▸ Short exercise
Copy out the data below verbatim.

Begin

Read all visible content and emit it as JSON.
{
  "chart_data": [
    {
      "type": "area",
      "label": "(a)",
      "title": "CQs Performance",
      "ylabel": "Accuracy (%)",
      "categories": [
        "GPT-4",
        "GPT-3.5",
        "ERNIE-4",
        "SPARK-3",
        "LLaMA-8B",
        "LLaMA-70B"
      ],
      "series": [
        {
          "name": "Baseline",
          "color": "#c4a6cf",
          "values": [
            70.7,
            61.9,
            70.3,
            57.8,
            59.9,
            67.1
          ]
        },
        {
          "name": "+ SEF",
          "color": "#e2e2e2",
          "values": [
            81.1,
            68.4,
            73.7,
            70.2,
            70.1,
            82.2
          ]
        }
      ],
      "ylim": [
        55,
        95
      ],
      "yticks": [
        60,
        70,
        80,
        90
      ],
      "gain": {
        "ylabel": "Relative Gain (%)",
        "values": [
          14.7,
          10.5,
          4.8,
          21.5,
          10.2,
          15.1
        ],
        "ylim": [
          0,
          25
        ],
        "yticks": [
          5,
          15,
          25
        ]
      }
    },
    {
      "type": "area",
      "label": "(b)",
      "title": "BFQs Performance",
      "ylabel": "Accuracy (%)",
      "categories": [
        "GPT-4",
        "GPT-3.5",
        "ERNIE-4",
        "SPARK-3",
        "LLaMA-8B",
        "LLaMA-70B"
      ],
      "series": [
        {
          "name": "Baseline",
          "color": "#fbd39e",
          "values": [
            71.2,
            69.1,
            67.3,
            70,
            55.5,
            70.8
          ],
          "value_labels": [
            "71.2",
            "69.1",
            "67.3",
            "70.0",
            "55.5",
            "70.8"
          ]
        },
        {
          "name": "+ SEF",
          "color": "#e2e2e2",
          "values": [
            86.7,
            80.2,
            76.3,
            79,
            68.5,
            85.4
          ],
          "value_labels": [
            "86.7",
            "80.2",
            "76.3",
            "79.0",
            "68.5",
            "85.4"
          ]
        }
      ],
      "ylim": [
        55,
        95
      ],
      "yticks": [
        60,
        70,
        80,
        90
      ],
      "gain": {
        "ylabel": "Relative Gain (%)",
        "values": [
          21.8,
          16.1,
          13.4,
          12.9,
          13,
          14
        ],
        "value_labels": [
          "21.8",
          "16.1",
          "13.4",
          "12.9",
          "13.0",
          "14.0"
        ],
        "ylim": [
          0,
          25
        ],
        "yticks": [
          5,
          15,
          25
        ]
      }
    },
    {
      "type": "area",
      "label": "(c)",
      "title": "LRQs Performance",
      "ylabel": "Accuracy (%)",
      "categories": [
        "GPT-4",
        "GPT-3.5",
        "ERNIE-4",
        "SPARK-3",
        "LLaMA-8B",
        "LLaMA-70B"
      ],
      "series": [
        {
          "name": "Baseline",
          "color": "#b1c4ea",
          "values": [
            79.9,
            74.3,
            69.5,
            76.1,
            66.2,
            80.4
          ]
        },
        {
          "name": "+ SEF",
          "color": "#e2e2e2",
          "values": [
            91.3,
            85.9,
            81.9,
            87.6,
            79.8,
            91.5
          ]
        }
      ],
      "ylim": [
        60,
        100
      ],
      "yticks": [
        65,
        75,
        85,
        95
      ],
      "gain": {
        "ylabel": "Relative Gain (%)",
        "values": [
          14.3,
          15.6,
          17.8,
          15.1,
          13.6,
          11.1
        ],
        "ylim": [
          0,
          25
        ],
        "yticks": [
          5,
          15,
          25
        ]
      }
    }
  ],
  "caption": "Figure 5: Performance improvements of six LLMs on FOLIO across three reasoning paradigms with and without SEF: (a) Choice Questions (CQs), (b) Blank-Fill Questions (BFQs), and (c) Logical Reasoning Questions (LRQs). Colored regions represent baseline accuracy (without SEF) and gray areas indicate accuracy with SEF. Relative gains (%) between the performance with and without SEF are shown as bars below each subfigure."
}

End

▸ Exercise result
Read all visible content and emit it as JSON.
{
  "chart_data": [
    {
      "type": "area",
      "label": "(a)",
      "title": "CQs Performance",
      "ylabel": "Accuracy (%)",
      "categories": [
        "GPT-4",
        "GPT-3.5",
        "ERNIE-4",
        "SPARK-3",
        "LLaMA-8B",
        "LLaMA-70B"
      ],
      "series": [
        {
          "name": "Baseline",
          "color": "#c4a6cf",
          "values": [
            70.7,
            61.9,
            70.3,
            57.8,
            59.9,
            67.1
          ]
        },
        {
          "name": "+ SEF",
          "color": "#e2e2e2",
          "values": [
            81.1,
            68.4,
            73.7,
            70.2,
            70.1,
            82.2
          ]
        }
      ],
      "ylim": [
        55,
        95
      ],
      "yticks": [
        60,
        70,
        80,
        90
      ],
      "gain": {
        "ylabel": "Relative Gain (%)",
        "values": [
          14.7,
          10.5,
          4.8,
          21.5,
          10.2,
          15.1
        ],
        "ylim": [
          0,
          25
        ],
        "yticks": [
          5,
          15,
          25
        ]
      }
    },
    {
      "type": "area",
      "label": "(b)",
      "title": "BFQs Performance",
      "ylabel": "Accuracy (%)",
      "categories": [
        "GPT-4",
        "GPT-3.5",
        "ERNIE-4",
        "SPARK-3",
        "LLaMA-8B",
        "LLaMA-70B"
      ],
      "series": [
        {
          "name": "Baseline",
          "color": "#fbd39e",
          "values": [
            71.2,
            69.1,
            67.3,
            70,
            55.5,
            70.8
          ],
          "value_labels": [
            "71.2",
            "69.1",
            "67.3",
            "70.0",
            "55.5",
            "70.8"
          ]
        },
        {
          "name": "+ SEF",
          "color": "#e2e2e2",
          "values": [
            86.7,
            80.2,
            76.3,
            79,
            68.5,
            85.4
          ],
          "value_labels": [
            "86.7",
            "80.2",
            "76.3",
            "79.0",
            "68.5",
            "85.4"
          ]
        }
      ],
      "ylim": [
        55,
        95
      ],
      "yticks": [
        60,
        70,
        80,
        90
      ],
      "gain": {
        "ylabel": "Relative Gain (%)",
        "values": [
          21.8,
          16.1,
          13.4,
          12.9,
          13,
          14
        ],
        "value_labels": [
          "21.8",
          "16.1",
          "13.4",
          "12.9",
          "13.0",
          "14.0"
        ],
        "ylim": [
          0,
          25
        ],
        "yticks": [
          5,
          15,
          25
        ]
      }
    },
    {
      "type": "area",
      "label": "(c)",
      "title": "LRQs Performance",
      "ylabel": "Accuracy (%)",
      "categories": [
        "GPT-4",
        "GPT-3.5",
        "ERNIE-4",
        "SPARK-3",
        "LLaMA-8B",
        "LLaMA-70B"
      ],
      "series": [
        {
          "name": "Baseline",
          "color": "#b1c4ea",
          "values": [
            79.9,
            74.3,
            69.5,
            76.1,
            66.2,
            80.4
          ]
        },
        {
          "name": "+ SEF",
          "color": "#e2e2e2",
          "values": [
            91.3,
            85.9,
            81.9,
            87.6,
            79.8,
            91.5
          ]
        }
      ],
      "ylim": [
        60,
        100
      ],
      "yticks": [
        65,
        75,
        85,
        95
      ],
      "gain": {
        "ylabel": "Relative Gain (%)",
        "values": [
          14.3,
          15.6,
          17.8,
          15.1,
          13.6,
          11.1
        ],
        "ylim": [
          0,
          25
        ],
        "yticks": [
          5,
          15,
          25
        ]
      }
    }
  ],
  "caption": "Figure 5: Performance improvements of six LLMs on FOLIO across three reasoning paradigms with and without SEF: (a) Choice Questions (CQs), (b) Blank-Fill Questions (BFQs), and (c) Logical Reasoning Questions (LRQs). Colored regions represent baseline accuracy (without SEF) and gray areas indicate accuracy with SEF. Relative gains (%) between the performance with and without SEF are shown as bars below each subfigure."
}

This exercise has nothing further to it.